>> start Extracted material

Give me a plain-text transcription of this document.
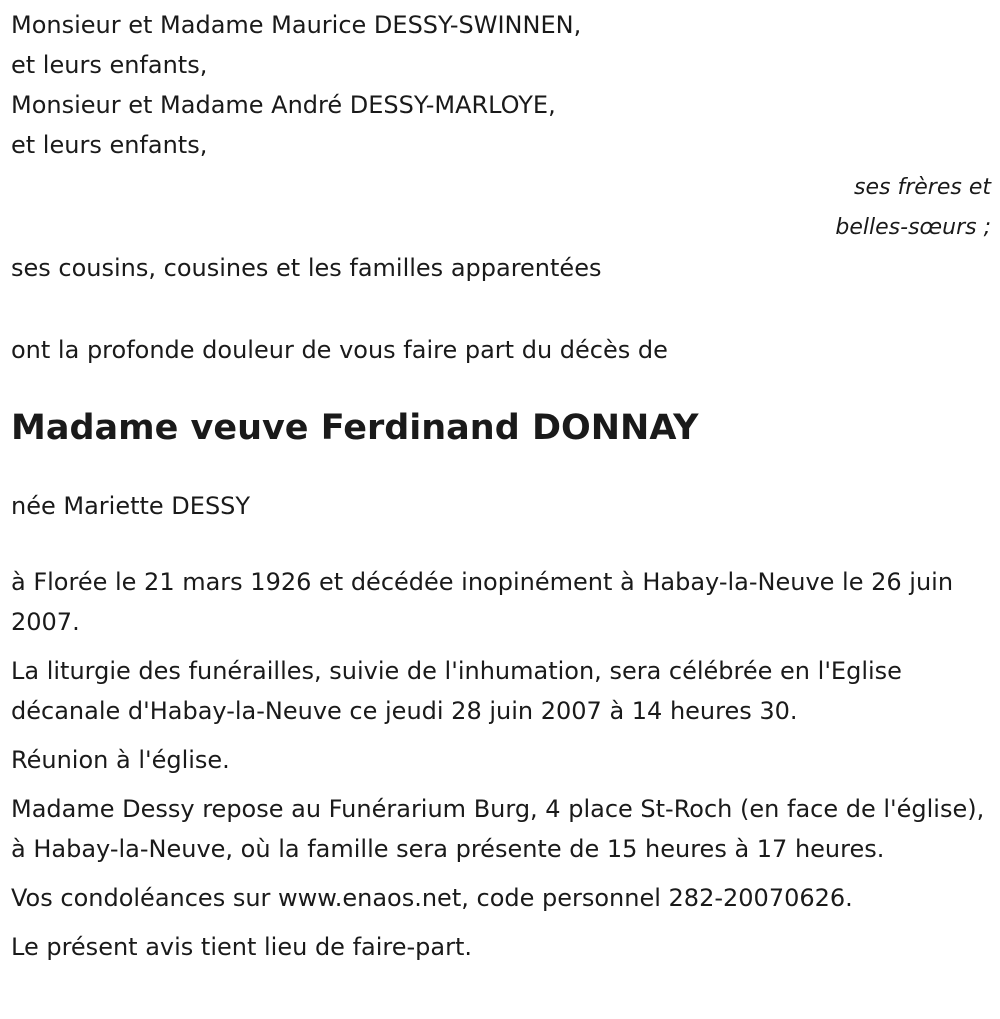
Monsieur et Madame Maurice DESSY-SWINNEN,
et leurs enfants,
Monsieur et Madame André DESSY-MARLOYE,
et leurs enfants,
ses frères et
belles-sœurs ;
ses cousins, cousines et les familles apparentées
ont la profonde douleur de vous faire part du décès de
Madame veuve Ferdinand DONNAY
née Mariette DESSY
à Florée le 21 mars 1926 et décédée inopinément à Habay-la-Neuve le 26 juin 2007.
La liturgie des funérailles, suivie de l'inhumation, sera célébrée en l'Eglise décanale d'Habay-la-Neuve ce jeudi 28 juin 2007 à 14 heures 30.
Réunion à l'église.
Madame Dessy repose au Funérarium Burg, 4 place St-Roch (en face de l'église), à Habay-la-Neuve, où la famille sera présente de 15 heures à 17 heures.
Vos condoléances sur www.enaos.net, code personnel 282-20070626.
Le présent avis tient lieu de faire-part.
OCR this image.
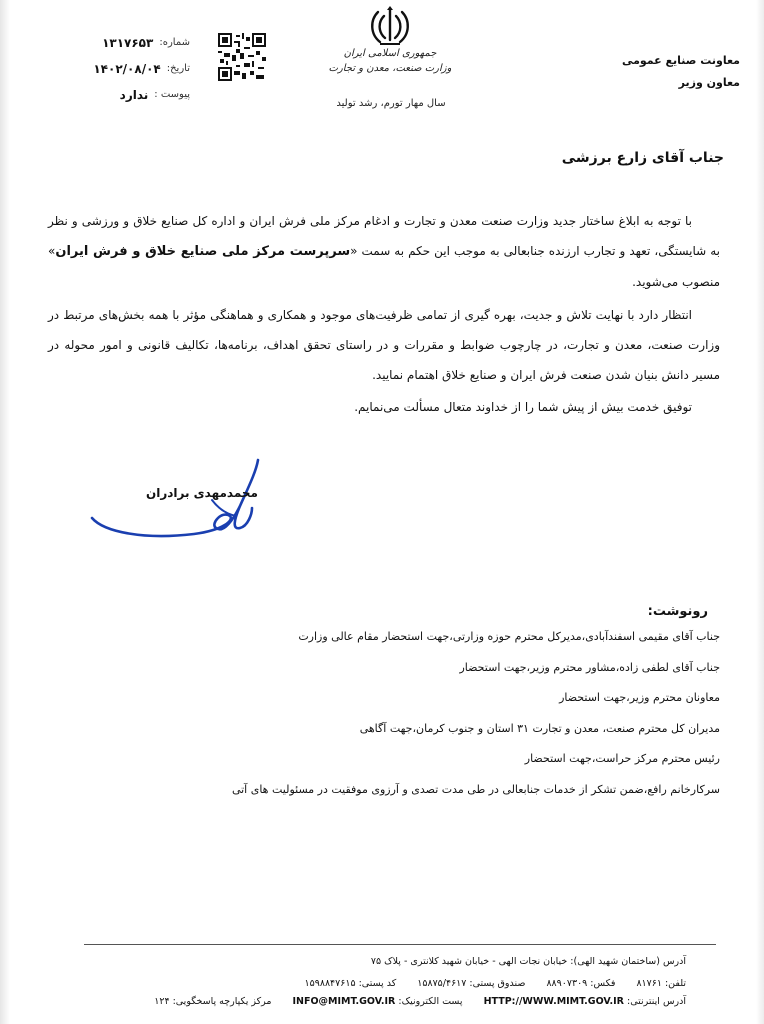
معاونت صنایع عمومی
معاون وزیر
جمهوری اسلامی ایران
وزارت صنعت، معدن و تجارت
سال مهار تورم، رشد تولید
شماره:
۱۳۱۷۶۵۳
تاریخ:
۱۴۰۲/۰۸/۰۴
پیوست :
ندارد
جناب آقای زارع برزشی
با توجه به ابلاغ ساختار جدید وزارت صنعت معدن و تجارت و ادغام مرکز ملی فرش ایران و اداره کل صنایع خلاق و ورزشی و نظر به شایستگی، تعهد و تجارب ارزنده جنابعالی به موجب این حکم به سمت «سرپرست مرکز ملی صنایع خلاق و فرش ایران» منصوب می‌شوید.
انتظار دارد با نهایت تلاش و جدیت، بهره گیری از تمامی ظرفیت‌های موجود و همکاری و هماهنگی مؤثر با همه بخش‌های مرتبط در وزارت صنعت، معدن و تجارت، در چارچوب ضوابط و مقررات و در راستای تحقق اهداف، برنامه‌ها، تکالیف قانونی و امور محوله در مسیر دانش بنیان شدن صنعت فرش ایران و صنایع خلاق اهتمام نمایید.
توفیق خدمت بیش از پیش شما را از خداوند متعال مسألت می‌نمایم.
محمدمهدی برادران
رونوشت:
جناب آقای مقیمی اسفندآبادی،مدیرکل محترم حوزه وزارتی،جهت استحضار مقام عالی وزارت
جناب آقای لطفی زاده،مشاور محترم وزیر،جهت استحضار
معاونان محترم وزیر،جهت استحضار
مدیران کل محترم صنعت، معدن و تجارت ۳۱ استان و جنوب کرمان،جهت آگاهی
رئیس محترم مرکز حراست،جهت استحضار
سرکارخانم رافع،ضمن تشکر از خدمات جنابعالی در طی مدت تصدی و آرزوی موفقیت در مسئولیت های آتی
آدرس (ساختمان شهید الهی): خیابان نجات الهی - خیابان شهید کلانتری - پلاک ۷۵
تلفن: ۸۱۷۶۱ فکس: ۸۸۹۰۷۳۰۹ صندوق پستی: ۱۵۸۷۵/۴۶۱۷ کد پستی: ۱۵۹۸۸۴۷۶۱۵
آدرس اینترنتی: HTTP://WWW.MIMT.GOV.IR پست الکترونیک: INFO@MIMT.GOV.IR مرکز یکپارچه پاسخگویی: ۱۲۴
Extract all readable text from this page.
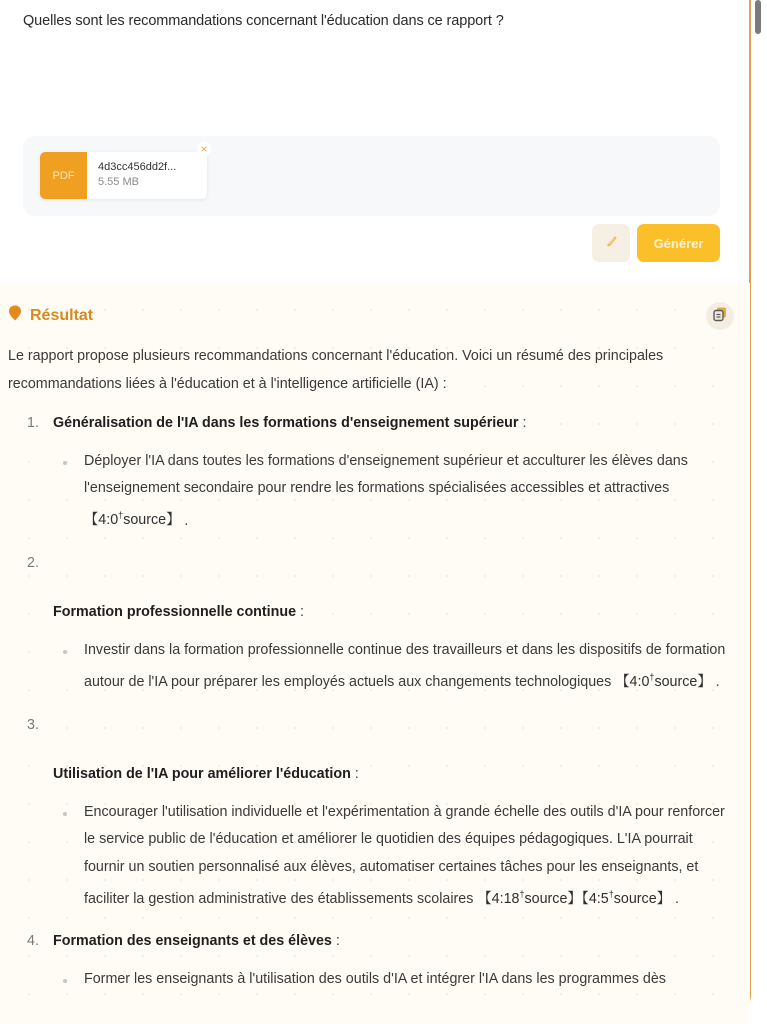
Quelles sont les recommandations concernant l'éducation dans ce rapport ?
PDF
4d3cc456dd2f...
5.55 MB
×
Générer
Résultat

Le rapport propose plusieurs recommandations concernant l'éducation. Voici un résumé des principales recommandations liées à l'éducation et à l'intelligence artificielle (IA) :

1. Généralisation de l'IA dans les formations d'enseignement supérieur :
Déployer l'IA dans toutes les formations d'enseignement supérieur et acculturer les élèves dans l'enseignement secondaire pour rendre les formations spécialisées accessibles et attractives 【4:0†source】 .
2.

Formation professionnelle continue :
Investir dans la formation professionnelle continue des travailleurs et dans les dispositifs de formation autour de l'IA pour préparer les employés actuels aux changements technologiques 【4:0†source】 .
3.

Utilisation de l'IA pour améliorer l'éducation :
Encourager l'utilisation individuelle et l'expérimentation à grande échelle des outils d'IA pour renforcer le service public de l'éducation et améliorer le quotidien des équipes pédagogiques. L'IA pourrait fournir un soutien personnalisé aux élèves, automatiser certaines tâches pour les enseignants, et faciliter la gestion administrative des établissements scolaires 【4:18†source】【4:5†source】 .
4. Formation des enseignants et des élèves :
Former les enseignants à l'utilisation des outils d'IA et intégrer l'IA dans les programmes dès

>> end Extracted material

#### Your task:
In the entries above, locate every line with the word "text" and copy it.

#### Solution to the problem:
Give me a plain-text transcription of this document.
Extract all readable text from this page.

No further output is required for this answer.